> **What the exercise asks**
Select each line where the word "document" appears.
== Supplied material
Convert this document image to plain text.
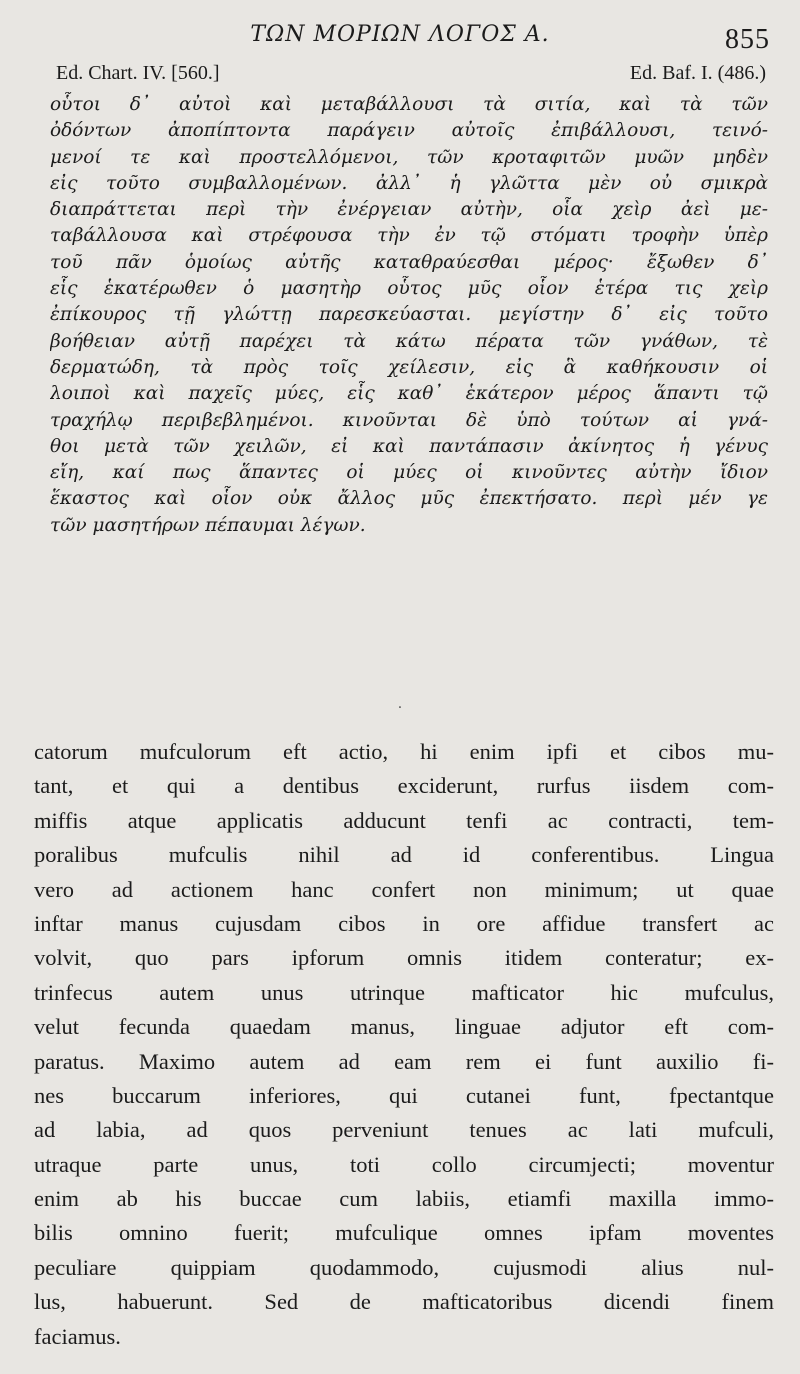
ΤΩΝ ΜΟΡΙΩΝ ΛΟΓΟΣ Α.	855
Ed. Chart. IV. [560.]	Ed. Baf. I. (486.)
οὗτοι δ᾽ αὐτοὶ καὶ μεταβάλλουσι τὰ σιτία, καὶ τὰ τῶν
ὀδόντων ἀποπίπτοντα παράγειν αὐτοῖς ἐπιβάλλουσι, τεινό-
μενοί τε καὶ προστελλόμενοι, τῶν κροταφιτῶν μυῶν μηδὲν
εἰς τοῦτο συμβαλλομένων. ἀλλ᾽ ἡ γλῶττα μὲν οὐ σμικρὰ
διαπράττεται περὶ τὴν ἐνέργειαν αὐτὴν, οἷα χεὶρ ἀεὶ με-
ταβάλλουσα καὶ στρέφουσα τὴν ἐν τῷ στόματι τροφὴν ὑπὲρ
τοῦ πᾶν ὁμοίως αὐτῆς καταθραύεσθαι μέρος· ἔξωθεν δ᾽
εἷς ἑκατέρωθεν ὁ μασητὴρ οὗτος μῦς οἷον ἑτέρα τις χεὶρ
ἐπίκουρος τῇ γλώττῃ παρεσκεύασται. μεγίστην δ᾽ εἰς τοῦτο
βοήθειαν αὐτῇ παρέχει τὰ κάτω πέρατα τῶν γνάθων, τὲ
δερματώδη, τὰ πρὸς τοῖς χείλεσιν, εἰς ἃ καθήκουσιν οἱ
λοιποὶ καὶ παχεῖς μύες, εἷς καθ᾽ ἑκάτερον μέρος ἅπαντι τῷ
τραχήλῳ περιβεβλημένοι. κινοῦνται δὲ ὑπὸ τούτων αἱ γνά-
θοι μετὰ τῶν χειλῶν, εἰ καὶ παντάπασιν ἀκίνητος ἡ γένυς
εἴη, καί πως ἅπαντες οἱ μύες οἱ κινοῦντες αὐτὴν ἴδιον
ἕκαστος καὶ οἷον οὐκ ἄλλος μῦς ἐπεκτήσατο. περὶ μέν γε
τῶν μασητήρων πέπαυμαι λέγων.
·
catorum mufculorum eft actio, hi enim ipfi et cibos mu-
tant, et qui a dentibus exciderunt, rurfus iisdem com-
miffis atque applicatis adducunt tenfi ac contracti, tem-
poralibus mufculis nihil ad id conferentibus. Lingua
vero ad actionem hanc confert non minimum; ut quae
inftar manus cujusdam cibos in ore affidue transfert ac
volvit, quo pars ipforum omnis itidem conteratur; ex-
trinfecus autem unus utrinque mafticator hic mufculus,
velut fecunda quaedam manus, linguae adjutor eft com-
paratus. Maximo autem ad eam rem ei funt auxilio fi-
nes buccarum inferiores, qui cutanei funt, fpectantque
ad labia, ad quos perveniunt tenues ac lati mufculi,
utraque parte unus, toti collo circumjecti; moventur
enim ab his buccae cum labiis, etiamfi maxilla immo-
bilis omnino fuerit; mufculique omnes ipfam moventes
peculiare quippiam quodammodo, cujusmodi alius nul-
lus, habuerunt. Sed de mafticatoribus dicendi finem
faciamus.
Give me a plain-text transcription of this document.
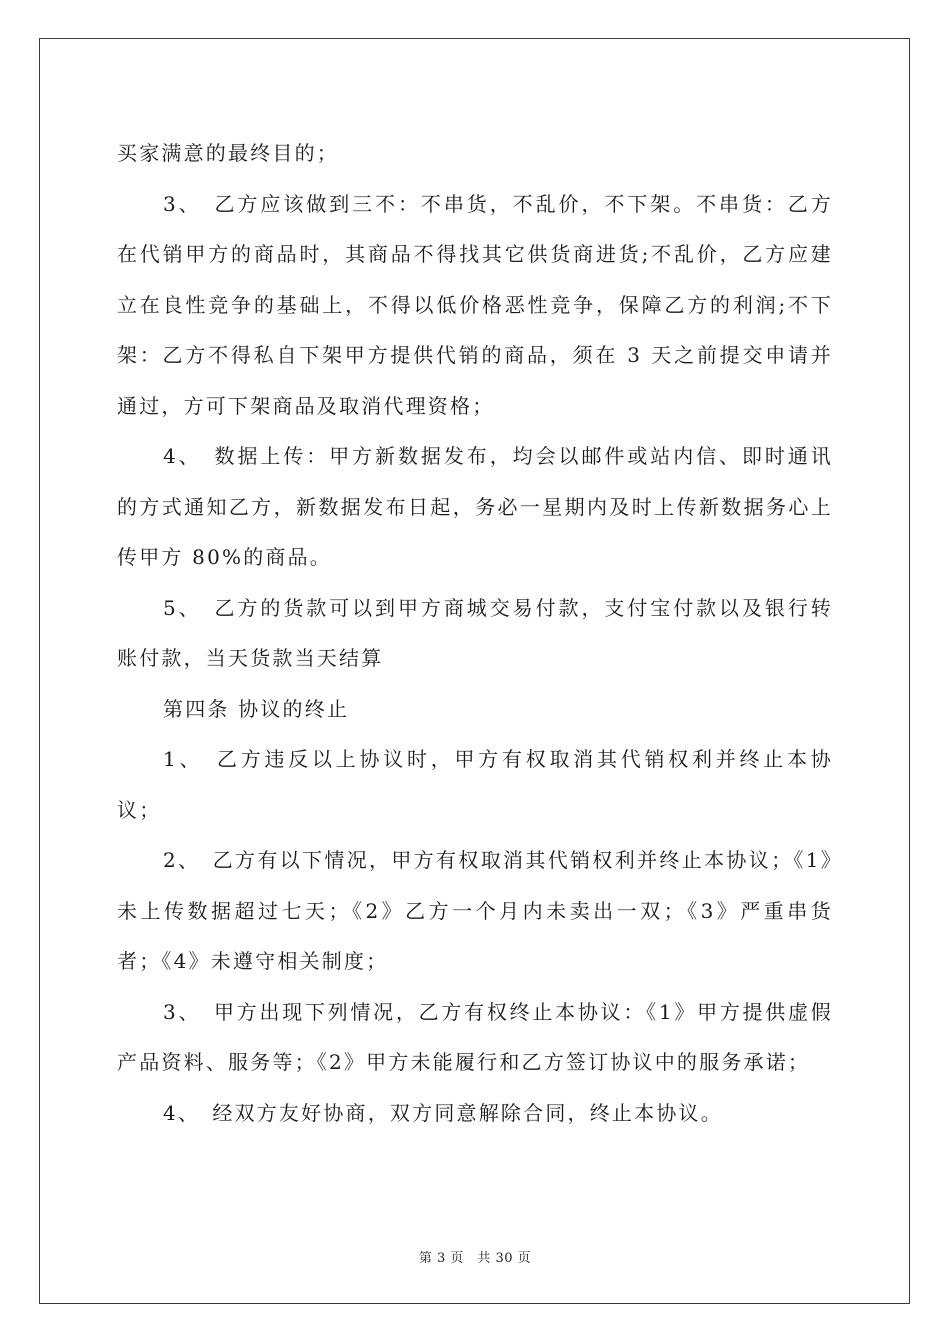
买家满意的最终目的；

3、　乙方应该做到三不：不串货，不乱价，不下架。不串货：乙方在代销甲方的商品时，其商品不得找其它供货商进货;不乱价，乙方应建立在良性竞争的基础上，不得以低价格恶性竞争，保障乙方的利润;不下架：乙方不得私自下架甲方提供代销的商品，须在 3 天之前提交申请并通过，方可下架商品及取消代理资格；

4、　数据上传：甲方新数据发布，均会以邮件或站内信、即时通讯的方式通知乙方，新数据发布日起，务必一星期内及时上传新数据务心上传甲方 80%的商品。

5、　乙方的货款可以到甲方商城交易付款，支付宝付款以及银行转账付款，当天货款当天结算

第四条 协议的终止

1、　乙方违反以上协议时，甲方有权取消其代销权利并终止本协议；

2、　乙方有以下情况，甲方有权取消其代销权利并终止本协议；《1》未上传数据超过七天；《2》乙方一个月内未卖出一双；《3》严重串货者；《4》未遵守相关制度；

3、　甲方出现下列情况，乙方有权终止本协议：《1》甲方提供虚假产品资料、服务等；《2》甲方未能履行和乙方签订协议中的服务承诺；

4、　经双方友好协商，双方同意解除合同，终止本协议。

第 3 页　共 30 页
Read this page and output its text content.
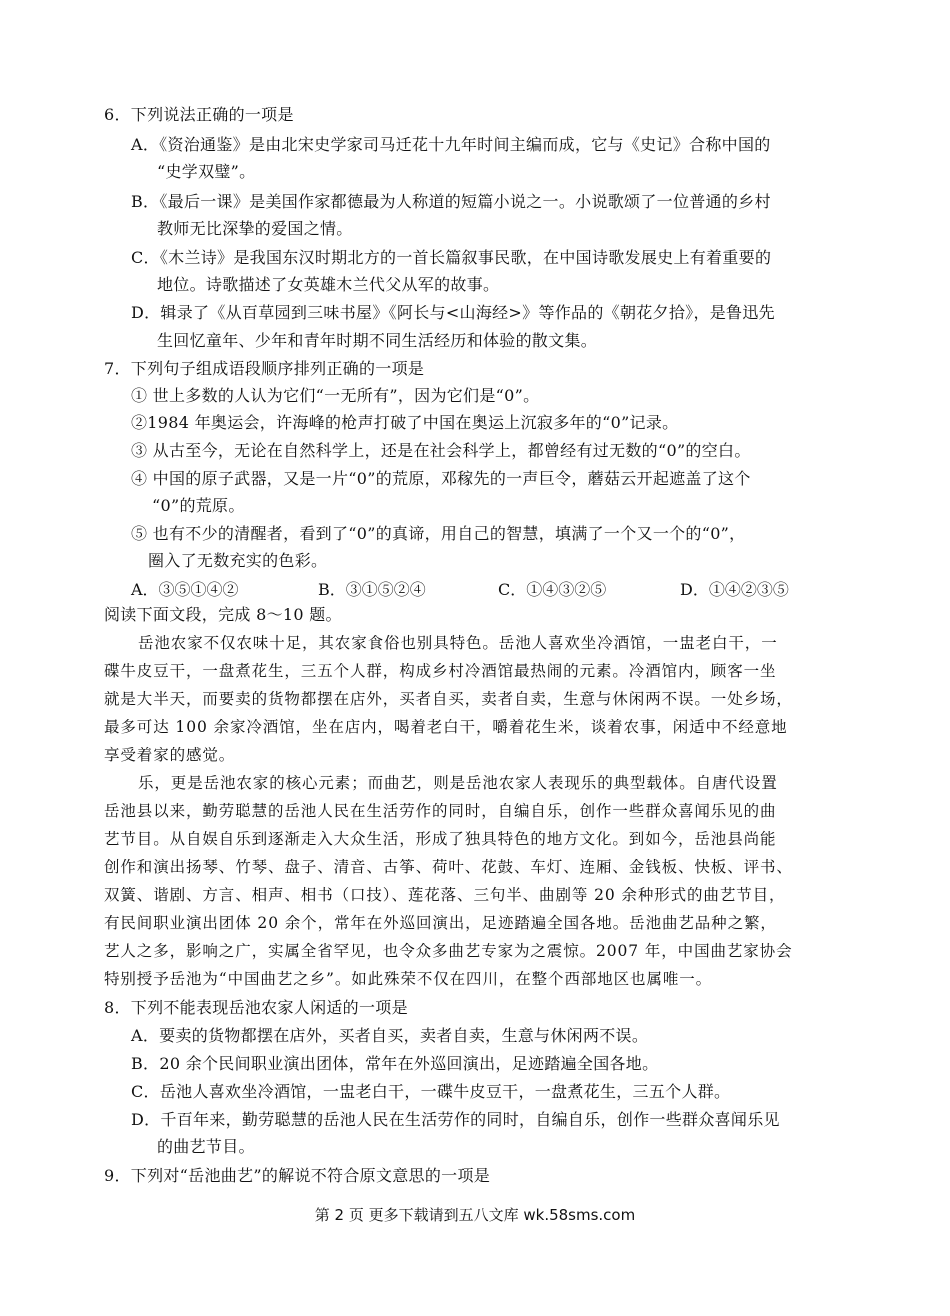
6．下列说法正确的一项是
A．《资治通鉴》是由北宋史学家司马迁花十九年时间主编而成，它与《史记》合称中国的
“史学双璧”。
B．《最后一课》是美国作家都德最为人称道的短篇小说之一。小说歌颂了一位普通的乡村
教师无比深挚的爱国之情。
C．《木兰诗》是我国东汉时期北方的一首长篇叙事民歌，在中国诗歌发展史上有着重要的
地位。诗歌描述了女英雄木兰代父从军的故事。
D．辑录了《从百草园到三味书屋》《阿长与<山海经>》等作品的《朝花夕拾》，是鲁迅先
生回忆童年、少年和青年时期不同生活经历和体验的散文集。
7．下列句子组成语段顺序排列正确的一项是
① 世上多数的人认为它们“一无所有”，因为它们是“0”。
②1984 年奥运会，许海峰的枪声打破了中国在奥运上沉寂多年的“0”记录。
③ 从古至今，无论在自然科学上，还是在社会科学上，都曾经有过无数的“0”的空白。
④ 中国的原子武器，又是一片“0”的荒原，邓稼先的一声巨令，蘑菇云开起遮盖了这个
“0”的荒原。
⑤ 也有不少的清醒者，看到了“0”的真谛，用自己的智慧，填满了一个又一个的“0”，
圈入了无数充实的色彩。
A．③⑤①④②	B．③①⑤②④	C．①④③②⑤	D．①④②③⑤
阅读下面文段，完成 8～10 题。
岳池农家不仅农味十足，其农家食俗也别具特色。岳池人喜欢坐冷酒馆，一盅老白干，一
碟牛皮豆干，一盘煮花生，三五个人群，构成乡村冷酒馆最热闹的元素。冷酒馆内，顾客一坐
就是大半天，而要卖的货物都摆在店外，买者自买，卖者自卖，生意与休闲两不误。一处乡场，
最多可达 100 余家冷酒馆，坐在店内，喝着老白干，嚼着花生米，谈着农事，闲适中不经意地
享受着家的感觉。
乐，更是岳池农家的核心元素；而曲艺，则是岳池农家人表现乐的典型载体。自唐代设置
岳池县以来，勤劳聪慧的岳池人民在生活劳作的同时，自编自乐，创作一些群众喜闻乐见的曲
艺节目。从自娱自乐到逐渐走入大众生活，形成了独具特色的地方文化。到如今，岳池县尚能
创作和演出扬琴、竹琴、盘子、清音、古筝、荷叶、花鼓、车灯、连厢、金钱板、快板、评书、
双簧、谐剧、方言、相声、相书（口技）、莲花落、三句半、曲剧等 20 余种形式的曲艺节目，
有民间职业演出团体 20 余个，常年在外巡回演出，足迹踏遍全国各地。岳池曲艺品种之繁，
艺人之多，影响之广，实属全省罕见，也令众多曲艺专家为之震惊。2007 年，中国曲艺家协会
特别授予岳池为“中国曲艺之乡”。如此殊荣不仅在四川，在整个西部地区也属唯一。
8．下列不能表现岳池农家人闲适的一项是
A．要卖的货物都摆在店外，买者自买，卖者自卖，生意与休闲两不误。
B．20 余个民间职业演出团体，常年在外巡回演出，足迹踏遍全国各地。
C．岳池人喜欢坐冷酒馆，一盅老白干，一碟牛皮豆干，一盘煮花生，三五个人群。
D．千百年来，勤劳聪慧的岳池人民在生活劳作的同时，自编自乐，创作一些群众喜闻乐见
的曲艺节目。
9．下列对“岳池曲艺”的解说不符合原文意思的一项是
第 2 页 更多下载请到五八文库 wk.58sms.com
====
> **Task result**
Convert this document image to plain text.
Give me a plain-text transcription of this document.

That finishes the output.